Find how many lines in the material contain "Green"; your answer should be that number alone.
──────── Extracted data ────────
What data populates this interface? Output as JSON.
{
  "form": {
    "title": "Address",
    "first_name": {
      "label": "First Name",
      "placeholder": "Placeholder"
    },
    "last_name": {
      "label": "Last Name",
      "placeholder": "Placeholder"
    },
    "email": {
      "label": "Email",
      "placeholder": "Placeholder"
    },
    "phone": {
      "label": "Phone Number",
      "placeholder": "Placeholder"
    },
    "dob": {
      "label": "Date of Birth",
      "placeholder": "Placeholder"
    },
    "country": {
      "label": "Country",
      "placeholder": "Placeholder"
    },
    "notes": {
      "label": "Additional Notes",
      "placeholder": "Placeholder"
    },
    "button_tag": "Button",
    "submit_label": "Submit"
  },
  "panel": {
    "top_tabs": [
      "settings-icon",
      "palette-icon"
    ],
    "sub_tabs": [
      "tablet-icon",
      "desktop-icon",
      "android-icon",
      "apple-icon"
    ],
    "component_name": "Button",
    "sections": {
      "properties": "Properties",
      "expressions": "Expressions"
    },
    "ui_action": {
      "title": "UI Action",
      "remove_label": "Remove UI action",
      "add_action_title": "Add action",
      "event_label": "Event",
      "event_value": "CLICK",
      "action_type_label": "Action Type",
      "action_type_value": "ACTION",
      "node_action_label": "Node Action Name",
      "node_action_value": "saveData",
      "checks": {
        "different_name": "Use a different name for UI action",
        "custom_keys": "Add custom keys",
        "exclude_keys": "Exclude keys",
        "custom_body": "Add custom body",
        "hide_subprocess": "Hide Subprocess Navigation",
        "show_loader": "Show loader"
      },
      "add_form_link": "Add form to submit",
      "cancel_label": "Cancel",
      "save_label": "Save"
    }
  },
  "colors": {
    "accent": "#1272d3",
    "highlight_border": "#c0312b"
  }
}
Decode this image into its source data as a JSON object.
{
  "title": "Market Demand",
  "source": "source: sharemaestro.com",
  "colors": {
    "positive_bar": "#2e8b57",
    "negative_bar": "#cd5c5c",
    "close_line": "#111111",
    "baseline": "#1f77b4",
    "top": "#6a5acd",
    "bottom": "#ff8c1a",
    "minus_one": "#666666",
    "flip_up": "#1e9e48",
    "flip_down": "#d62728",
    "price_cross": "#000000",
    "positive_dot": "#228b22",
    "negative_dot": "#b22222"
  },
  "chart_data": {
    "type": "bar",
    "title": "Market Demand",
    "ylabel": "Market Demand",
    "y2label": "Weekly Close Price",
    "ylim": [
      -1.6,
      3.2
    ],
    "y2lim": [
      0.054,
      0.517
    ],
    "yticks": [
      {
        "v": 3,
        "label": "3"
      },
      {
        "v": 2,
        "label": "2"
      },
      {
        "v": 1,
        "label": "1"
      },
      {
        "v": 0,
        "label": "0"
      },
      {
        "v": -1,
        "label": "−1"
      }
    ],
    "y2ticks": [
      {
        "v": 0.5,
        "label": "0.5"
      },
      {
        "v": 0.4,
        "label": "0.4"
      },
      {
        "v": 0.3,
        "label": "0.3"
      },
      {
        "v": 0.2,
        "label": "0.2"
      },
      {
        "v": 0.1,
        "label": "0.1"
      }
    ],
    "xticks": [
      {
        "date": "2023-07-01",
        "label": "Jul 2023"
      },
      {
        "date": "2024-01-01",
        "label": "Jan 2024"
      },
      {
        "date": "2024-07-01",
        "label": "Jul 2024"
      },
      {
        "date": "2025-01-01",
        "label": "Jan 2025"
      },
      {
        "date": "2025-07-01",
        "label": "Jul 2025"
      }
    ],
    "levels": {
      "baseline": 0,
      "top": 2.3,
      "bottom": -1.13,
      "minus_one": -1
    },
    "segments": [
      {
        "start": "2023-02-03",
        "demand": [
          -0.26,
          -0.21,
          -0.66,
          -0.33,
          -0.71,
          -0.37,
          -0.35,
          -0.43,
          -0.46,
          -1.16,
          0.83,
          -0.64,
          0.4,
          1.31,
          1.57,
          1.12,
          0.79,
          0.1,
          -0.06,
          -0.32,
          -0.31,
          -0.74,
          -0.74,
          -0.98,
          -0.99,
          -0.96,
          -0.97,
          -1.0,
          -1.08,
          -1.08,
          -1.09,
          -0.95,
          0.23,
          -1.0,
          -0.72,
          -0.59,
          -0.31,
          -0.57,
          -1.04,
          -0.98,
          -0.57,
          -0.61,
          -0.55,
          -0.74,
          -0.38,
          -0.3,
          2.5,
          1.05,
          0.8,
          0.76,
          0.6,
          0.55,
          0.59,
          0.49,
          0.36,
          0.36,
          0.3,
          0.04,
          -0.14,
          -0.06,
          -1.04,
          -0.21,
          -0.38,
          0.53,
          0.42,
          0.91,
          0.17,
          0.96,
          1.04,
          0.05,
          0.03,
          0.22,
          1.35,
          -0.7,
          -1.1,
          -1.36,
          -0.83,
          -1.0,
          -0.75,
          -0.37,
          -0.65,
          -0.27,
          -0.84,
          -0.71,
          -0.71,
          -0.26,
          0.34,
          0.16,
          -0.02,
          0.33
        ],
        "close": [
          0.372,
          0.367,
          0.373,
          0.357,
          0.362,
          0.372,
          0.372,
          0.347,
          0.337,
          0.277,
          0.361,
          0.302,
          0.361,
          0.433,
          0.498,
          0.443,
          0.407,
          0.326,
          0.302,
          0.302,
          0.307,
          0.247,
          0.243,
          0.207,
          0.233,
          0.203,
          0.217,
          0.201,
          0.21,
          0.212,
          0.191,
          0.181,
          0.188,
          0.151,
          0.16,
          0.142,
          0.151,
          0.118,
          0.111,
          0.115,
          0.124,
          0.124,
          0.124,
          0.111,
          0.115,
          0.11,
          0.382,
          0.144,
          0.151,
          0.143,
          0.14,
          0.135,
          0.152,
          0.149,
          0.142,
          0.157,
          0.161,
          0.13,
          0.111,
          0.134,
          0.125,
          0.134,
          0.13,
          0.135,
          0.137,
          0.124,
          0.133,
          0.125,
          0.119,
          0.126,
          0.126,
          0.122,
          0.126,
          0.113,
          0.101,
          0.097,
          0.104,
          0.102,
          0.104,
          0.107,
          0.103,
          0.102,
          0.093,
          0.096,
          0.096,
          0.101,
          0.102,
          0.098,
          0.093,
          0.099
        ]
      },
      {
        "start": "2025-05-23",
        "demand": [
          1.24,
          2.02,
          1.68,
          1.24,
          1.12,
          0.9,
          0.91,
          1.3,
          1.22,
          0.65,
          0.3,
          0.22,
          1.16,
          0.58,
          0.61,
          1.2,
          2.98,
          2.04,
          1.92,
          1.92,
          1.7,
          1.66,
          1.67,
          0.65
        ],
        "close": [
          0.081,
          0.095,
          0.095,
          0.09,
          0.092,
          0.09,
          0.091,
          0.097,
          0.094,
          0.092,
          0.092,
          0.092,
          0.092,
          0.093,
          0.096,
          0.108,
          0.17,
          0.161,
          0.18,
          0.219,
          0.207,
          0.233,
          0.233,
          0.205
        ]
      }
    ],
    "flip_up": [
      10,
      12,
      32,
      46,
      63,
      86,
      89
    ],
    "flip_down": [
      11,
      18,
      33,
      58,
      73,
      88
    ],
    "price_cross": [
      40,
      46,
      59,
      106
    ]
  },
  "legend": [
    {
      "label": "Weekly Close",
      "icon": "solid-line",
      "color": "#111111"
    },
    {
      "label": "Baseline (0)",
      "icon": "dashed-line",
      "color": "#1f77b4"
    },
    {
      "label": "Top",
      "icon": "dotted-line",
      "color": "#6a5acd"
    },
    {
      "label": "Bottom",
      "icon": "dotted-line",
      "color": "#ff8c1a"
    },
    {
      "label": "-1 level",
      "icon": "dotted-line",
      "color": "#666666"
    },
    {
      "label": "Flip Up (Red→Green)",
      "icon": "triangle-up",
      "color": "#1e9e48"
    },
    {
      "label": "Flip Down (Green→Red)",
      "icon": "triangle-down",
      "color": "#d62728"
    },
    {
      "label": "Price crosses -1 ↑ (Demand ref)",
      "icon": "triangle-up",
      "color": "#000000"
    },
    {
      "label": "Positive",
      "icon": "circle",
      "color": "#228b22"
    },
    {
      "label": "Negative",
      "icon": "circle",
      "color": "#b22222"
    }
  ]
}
────────
=== Exercise response ===
2